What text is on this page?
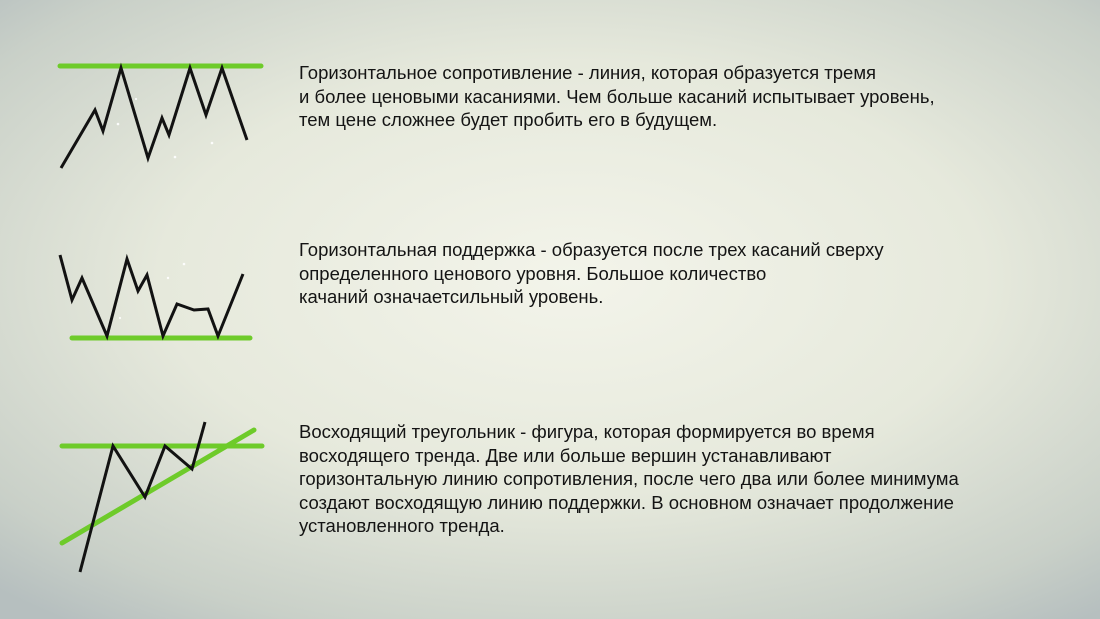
Горизонтальное сопротивление - линия, которая образуется тремя
и более ценовыми касаниями. Чем больше касаний испытывает уровень,
тем цене сложнее будет пробить его в будущем.

Горизонтальная поддержка - образуется после трех касаний сверху
определенного ценового уровня. Большое количество
качаний означаетсильный уровень.

Восходящий треугольник - фигура, которая формируется во время
восходящего тренда. Две или больше вершин устанавливают
горизонтальную линию сопротивления, после чего два или более минимума
создают восходящую линию поддержки. В основном означает продолжение
установленного тренда.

----

Pictures appear in the records above. Output everything except them, exactly.

What text is on this page?
Горизонтальное сопротивление - линия, которая образуется тремя
и более ценовыми касаниями. Чем больше касаний испытывает уровень,
тем цене сложнее будет пробить его в будущем.

Горизонтальная поддержка - образуется после трех касаний сверху
определенного ценового уровня. Большое количество
качаний означаетсильный уровень.

Восходящий треугольник - фигура, которая формируется во время
восходящего тренда. Две или больше вершин устанавливают
горизонтальную линию сопротивления, после чего два или более минимума
создают восходящую линию поддержки. В основном означает продолжение
установленного тренда.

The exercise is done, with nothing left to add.